CHALLENGE - Please print, without any change, the part of the entries that opens with the line containing "Localize all elements." and closes with the line containing "warning-icon[interactable]: ▲ bbox=[852, 421, 873, 438]", including both of those lines. Leave the pictures out of your answer.

RECORDS SHOWN -
** START **
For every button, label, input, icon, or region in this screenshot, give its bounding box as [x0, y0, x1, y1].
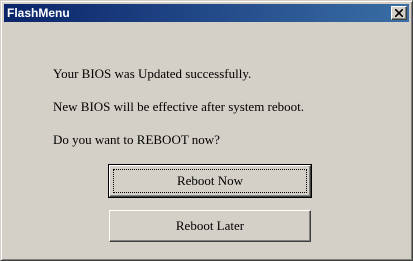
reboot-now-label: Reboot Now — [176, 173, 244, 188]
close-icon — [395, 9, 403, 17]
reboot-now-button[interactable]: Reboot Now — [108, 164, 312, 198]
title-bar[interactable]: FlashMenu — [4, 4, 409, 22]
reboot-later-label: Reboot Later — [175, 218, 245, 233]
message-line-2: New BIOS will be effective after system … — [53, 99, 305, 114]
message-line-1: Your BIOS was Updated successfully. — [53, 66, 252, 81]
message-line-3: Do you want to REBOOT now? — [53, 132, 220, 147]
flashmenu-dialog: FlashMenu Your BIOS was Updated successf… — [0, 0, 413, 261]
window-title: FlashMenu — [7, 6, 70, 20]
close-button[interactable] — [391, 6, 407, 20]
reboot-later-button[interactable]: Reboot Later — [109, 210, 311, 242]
** END **
** START **
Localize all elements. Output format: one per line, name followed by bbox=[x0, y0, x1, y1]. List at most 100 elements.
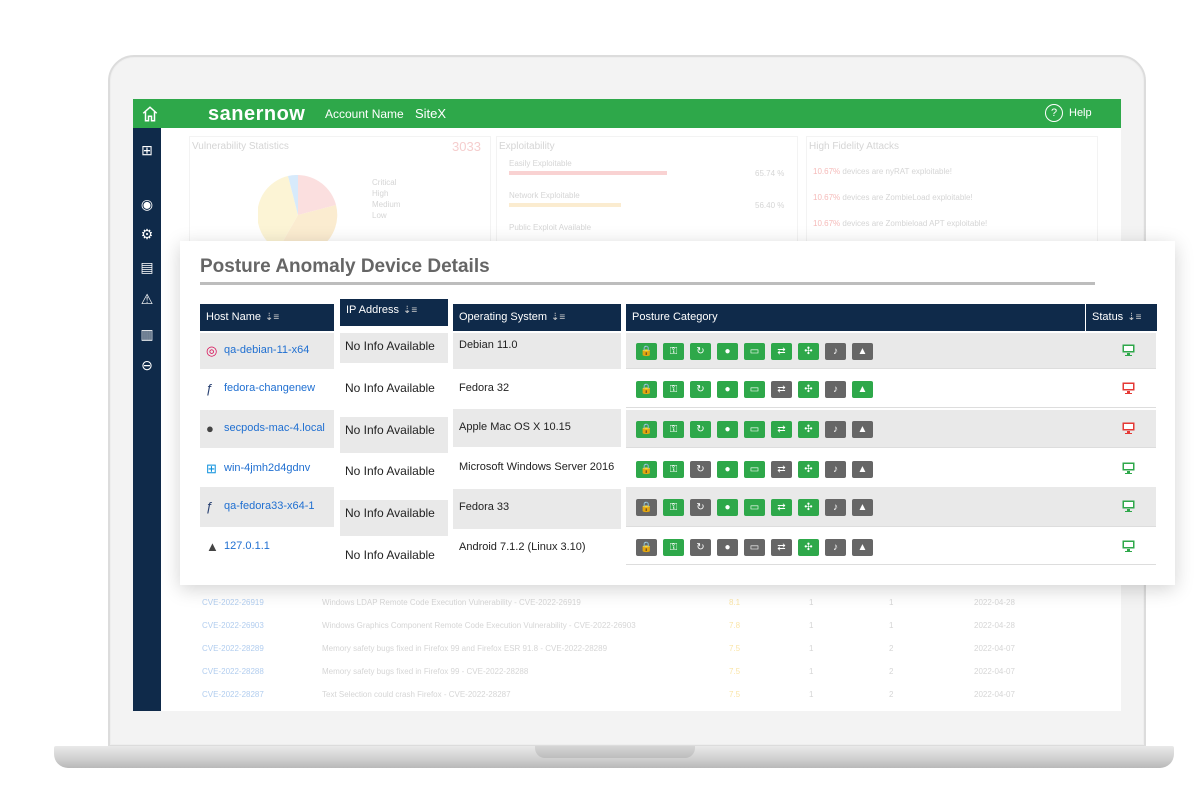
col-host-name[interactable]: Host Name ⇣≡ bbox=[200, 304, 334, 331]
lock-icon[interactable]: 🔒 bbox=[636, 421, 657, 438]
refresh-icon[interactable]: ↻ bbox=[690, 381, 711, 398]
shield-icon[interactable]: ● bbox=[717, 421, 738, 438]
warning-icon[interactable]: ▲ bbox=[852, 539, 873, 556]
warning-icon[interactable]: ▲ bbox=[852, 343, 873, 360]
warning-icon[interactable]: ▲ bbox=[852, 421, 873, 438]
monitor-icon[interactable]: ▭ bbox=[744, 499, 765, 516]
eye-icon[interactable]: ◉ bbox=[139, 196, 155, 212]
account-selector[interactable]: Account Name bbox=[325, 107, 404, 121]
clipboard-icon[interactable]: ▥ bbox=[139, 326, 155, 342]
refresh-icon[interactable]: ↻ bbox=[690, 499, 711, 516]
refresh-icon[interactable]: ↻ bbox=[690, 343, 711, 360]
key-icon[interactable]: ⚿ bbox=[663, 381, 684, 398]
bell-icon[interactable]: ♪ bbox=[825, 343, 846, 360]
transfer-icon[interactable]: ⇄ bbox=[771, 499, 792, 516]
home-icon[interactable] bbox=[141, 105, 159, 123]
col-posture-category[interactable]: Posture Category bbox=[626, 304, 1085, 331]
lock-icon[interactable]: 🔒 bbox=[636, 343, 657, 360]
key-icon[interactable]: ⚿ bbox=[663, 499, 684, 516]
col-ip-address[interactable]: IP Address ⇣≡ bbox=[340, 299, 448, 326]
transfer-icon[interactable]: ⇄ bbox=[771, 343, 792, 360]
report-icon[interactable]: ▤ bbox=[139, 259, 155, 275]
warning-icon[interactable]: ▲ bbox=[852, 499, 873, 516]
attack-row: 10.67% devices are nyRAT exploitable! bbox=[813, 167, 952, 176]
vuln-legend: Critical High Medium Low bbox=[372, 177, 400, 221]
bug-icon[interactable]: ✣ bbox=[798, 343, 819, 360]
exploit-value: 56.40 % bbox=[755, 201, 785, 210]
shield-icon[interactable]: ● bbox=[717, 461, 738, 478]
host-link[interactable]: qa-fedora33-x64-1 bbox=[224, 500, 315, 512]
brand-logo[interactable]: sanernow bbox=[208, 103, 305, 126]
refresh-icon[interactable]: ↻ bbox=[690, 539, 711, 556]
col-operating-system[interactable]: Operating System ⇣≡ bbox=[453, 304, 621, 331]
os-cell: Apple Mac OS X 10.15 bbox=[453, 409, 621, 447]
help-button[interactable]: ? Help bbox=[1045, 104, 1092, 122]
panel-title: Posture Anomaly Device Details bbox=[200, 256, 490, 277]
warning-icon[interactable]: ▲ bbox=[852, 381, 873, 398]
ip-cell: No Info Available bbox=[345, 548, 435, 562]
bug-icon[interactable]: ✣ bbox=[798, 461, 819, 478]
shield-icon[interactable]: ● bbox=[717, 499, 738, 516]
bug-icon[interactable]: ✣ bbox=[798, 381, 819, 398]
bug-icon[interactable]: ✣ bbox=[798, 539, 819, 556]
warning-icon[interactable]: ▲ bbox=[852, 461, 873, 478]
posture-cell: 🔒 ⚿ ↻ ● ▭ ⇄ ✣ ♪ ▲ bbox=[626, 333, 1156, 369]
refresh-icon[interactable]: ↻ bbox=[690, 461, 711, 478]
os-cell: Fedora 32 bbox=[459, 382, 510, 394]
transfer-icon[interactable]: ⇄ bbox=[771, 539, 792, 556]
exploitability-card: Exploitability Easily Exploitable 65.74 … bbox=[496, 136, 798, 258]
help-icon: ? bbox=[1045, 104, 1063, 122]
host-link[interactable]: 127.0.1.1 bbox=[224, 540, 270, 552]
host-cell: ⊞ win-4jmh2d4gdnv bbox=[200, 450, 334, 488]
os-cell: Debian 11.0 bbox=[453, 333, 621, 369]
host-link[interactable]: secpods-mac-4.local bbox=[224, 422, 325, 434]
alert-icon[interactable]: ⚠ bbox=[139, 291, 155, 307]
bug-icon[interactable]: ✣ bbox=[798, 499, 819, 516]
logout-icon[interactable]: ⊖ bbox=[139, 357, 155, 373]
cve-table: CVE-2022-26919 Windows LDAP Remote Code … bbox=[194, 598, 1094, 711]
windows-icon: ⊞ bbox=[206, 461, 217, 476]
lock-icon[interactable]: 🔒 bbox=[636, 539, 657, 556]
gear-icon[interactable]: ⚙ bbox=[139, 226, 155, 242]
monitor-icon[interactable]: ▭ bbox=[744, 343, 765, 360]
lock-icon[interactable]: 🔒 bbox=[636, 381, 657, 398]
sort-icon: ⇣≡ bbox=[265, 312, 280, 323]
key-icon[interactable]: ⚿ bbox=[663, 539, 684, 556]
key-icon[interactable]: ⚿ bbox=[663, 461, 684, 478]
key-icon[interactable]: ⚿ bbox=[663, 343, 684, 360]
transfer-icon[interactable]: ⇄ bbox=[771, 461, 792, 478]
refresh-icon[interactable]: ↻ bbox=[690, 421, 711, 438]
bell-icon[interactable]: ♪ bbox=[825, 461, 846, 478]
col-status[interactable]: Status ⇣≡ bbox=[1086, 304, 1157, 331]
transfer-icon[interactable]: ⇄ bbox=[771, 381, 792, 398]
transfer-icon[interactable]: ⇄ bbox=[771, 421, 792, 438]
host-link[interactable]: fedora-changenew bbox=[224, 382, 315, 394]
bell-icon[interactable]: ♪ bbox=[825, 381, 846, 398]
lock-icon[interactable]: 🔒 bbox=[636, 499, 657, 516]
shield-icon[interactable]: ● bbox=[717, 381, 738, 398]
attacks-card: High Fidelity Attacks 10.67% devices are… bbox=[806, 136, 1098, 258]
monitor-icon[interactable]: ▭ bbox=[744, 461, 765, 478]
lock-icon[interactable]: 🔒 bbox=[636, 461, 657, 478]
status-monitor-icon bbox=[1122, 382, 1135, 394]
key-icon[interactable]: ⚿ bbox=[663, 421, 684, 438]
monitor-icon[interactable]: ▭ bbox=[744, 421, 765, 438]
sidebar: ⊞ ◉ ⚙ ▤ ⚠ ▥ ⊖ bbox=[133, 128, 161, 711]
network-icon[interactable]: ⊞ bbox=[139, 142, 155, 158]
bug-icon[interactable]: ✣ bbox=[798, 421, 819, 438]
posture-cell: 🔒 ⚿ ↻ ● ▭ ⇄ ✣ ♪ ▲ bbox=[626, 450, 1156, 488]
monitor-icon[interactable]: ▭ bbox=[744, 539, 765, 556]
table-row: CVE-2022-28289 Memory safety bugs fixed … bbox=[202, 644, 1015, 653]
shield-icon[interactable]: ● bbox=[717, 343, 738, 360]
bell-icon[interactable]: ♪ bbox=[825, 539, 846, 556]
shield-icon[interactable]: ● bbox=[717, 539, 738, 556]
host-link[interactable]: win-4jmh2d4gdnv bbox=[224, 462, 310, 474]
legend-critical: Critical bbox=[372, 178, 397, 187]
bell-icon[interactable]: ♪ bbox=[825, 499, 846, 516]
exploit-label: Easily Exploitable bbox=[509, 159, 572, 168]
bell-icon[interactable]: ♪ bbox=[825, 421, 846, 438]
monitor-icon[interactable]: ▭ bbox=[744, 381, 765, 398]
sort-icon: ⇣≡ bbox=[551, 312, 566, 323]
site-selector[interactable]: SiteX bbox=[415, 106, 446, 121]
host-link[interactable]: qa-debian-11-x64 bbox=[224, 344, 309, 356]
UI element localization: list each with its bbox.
** END **
COMPLETED TASK -
Localize all elements. Output format: one per line, name followed by bbox=[x0, y0, x1, y1]. List at most 100 elements.
col-host-name[interactable]: Host Name ⇣≡ bbox=[200, 304, 334, 331]
lock-icon[interactable]: 🔒 bbox=[636, 421, 657, 438]
refresh-icon[interactable]: ↻ bbox=[690, 381, 711, 398]
shield-icon[interactable]: ● bbox=[717, 421, 738, 438]
warning-icon[interactable]: ▲ bbox=[852, 539, 873, 556]
warning-icon[interactable]: ▲ bbox=[852, 343, 873, 360]
warning-icon[interactable]: ▲ bbox=[852, 421, 873, 438]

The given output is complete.